[Stored data]
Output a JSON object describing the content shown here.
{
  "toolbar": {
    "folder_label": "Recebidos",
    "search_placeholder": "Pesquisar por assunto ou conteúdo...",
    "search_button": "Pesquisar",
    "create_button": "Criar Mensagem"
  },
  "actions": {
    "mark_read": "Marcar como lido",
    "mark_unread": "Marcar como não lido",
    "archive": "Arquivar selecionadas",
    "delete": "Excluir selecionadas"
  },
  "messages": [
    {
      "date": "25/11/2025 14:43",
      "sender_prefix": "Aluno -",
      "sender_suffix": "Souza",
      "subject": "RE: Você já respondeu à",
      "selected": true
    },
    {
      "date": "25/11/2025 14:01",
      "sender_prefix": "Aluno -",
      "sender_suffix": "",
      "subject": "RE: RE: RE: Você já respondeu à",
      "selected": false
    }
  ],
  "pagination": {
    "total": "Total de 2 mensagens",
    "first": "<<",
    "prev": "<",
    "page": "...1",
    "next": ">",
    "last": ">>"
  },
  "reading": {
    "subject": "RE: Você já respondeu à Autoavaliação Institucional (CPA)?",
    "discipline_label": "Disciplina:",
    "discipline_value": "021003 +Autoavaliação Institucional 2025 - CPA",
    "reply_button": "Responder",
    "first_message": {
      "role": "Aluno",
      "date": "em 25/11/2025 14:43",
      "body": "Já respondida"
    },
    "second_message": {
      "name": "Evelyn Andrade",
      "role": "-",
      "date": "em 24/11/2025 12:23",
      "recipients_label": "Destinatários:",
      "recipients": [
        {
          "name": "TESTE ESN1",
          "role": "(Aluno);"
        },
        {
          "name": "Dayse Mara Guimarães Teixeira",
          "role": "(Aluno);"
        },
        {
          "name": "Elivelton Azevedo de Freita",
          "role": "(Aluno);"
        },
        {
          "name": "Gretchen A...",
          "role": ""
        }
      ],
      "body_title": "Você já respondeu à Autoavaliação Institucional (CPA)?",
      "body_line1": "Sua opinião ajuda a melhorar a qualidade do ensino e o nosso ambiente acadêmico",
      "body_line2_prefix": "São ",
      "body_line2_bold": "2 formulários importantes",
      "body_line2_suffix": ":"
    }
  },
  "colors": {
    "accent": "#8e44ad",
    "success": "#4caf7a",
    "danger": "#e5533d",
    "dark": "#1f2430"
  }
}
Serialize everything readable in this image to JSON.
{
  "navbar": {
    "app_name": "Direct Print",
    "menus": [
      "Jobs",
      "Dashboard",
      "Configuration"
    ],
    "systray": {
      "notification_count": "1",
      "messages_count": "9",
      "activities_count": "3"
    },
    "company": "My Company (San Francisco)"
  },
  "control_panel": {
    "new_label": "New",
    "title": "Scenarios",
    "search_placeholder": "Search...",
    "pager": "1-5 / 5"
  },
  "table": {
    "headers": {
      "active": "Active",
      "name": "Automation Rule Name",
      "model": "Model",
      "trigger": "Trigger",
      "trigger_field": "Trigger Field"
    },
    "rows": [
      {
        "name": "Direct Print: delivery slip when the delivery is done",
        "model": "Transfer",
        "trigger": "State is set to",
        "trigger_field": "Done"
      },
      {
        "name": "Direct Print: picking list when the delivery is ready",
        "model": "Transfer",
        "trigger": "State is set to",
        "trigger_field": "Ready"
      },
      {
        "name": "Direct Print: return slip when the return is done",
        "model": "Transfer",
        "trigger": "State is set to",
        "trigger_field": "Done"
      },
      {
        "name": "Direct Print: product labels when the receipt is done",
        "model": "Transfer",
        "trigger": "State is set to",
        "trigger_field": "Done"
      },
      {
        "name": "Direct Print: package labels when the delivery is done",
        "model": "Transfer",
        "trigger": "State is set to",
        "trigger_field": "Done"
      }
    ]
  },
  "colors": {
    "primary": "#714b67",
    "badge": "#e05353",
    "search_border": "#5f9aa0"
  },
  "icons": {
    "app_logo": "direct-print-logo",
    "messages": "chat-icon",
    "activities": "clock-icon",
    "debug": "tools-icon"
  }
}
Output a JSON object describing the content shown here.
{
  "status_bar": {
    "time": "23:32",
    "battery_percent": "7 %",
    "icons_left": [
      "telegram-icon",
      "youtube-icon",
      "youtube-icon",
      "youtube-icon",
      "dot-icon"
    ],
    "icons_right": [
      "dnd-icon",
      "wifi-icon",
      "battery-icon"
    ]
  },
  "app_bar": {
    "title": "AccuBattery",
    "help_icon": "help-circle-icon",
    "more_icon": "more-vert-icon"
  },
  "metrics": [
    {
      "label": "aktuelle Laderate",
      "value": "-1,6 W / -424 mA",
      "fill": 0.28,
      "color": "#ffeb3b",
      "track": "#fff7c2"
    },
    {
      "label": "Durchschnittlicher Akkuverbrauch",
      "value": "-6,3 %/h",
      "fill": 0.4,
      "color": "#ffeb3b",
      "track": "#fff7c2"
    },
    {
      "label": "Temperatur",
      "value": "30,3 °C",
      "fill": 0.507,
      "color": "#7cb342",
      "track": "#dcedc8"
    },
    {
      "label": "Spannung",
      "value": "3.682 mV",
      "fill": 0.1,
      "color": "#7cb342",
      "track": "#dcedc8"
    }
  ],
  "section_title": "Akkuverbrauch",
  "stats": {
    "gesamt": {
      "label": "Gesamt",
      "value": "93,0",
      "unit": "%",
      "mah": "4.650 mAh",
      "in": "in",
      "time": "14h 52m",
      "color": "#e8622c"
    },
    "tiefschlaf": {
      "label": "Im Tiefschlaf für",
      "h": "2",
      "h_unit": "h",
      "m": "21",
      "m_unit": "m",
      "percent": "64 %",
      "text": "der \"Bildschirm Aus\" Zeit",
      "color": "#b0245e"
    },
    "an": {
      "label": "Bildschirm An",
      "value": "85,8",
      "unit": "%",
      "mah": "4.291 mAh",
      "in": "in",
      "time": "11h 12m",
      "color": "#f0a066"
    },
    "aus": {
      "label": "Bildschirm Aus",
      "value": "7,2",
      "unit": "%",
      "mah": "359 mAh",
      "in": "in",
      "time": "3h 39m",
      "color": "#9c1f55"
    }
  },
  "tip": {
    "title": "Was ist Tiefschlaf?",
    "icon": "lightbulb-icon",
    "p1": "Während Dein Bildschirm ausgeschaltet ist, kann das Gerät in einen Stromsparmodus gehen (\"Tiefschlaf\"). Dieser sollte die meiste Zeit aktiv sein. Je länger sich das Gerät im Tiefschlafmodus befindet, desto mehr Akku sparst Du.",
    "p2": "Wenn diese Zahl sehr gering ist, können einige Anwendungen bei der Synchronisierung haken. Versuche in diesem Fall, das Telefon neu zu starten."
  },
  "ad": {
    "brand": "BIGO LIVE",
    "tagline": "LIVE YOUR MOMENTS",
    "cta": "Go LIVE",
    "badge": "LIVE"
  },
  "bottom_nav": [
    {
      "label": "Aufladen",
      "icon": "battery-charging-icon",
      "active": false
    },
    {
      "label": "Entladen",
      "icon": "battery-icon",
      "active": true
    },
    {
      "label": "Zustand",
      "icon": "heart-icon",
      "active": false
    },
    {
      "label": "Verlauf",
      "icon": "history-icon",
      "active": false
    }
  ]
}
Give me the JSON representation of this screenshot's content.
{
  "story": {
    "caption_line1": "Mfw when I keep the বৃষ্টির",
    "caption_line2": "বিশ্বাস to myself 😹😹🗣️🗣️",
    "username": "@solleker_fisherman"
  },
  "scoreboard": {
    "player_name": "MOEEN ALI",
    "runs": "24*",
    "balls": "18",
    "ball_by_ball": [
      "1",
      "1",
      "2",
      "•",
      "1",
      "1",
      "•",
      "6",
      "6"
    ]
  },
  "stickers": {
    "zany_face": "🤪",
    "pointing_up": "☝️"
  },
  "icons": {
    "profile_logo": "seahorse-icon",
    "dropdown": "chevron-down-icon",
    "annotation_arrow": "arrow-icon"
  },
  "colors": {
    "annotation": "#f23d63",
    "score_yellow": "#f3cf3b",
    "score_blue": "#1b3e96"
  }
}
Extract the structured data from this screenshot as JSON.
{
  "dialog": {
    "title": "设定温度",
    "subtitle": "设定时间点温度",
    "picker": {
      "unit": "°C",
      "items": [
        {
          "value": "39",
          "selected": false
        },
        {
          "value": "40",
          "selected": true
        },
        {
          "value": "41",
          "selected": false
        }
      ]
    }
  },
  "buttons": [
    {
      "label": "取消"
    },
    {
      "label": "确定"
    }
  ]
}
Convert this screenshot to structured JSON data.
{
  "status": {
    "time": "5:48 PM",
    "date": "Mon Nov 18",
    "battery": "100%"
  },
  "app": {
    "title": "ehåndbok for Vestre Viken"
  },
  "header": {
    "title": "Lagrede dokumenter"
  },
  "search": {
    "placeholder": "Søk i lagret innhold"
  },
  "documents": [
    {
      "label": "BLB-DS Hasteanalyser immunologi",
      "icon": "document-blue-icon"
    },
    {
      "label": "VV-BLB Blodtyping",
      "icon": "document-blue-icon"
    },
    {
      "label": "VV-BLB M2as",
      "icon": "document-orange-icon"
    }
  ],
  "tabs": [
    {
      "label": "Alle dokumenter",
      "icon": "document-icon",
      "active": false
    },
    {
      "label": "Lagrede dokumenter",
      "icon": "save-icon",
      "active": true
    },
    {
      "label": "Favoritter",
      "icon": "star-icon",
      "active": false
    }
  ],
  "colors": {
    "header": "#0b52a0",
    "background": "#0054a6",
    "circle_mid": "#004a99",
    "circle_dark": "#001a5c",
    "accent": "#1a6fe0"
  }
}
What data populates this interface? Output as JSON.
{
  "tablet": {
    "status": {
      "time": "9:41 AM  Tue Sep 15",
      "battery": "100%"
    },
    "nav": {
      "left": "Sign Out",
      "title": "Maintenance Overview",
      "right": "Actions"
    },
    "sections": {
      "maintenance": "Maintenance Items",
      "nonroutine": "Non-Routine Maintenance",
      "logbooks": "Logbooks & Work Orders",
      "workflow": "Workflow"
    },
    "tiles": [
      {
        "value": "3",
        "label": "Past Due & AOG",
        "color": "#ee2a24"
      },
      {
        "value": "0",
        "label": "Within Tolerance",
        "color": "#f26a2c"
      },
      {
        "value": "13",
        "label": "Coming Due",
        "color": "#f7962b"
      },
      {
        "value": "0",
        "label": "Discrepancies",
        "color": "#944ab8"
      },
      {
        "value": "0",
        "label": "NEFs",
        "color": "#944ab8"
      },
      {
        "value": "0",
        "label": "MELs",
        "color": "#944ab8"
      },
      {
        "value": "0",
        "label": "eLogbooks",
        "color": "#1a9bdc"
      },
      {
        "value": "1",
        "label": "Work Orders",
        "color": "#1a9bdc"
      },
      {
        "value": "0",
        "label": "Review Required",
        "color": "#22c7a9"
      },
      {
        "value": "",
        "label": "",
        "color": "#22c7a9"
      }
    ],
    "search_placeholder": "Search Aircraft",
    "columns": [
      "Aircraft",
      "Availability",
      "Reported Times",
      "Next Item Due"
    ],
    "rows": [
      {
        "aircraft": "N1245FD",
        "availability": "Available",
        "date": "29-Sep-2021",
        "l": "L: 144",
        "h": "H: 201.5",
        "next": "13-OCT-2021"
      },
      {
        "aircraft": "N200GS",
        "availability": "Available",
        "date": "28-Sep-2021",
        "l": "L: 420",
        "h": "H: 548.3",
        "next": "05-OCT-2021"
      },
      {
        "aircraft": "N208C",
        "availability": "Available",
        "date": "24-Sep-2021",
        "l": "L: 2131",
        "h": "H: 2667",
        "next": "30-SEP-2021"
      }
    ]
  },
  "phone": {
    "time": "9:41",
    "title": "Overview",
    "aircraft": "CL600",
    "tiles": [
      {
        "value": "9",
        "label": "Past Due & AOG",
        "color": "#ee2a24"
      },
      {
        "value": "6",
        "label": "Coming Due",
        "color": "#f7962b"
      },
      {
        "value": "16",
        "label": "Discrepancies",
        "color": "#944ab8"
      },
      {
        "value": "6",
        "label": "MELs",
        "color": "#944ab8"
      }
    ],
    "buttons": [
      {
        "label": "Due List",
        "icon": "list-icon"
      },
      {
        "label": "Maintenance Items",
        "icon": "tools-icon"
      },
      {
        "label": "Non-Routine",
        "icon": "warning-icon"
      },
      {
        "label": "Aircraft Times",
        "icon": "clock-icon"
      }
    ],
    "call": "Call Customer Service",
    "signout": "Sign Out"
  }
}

_Your objective:_ Using the listing above, say how many of its lines contain the string "screenshot", giving nothing but the figure.

_Result below:_ 3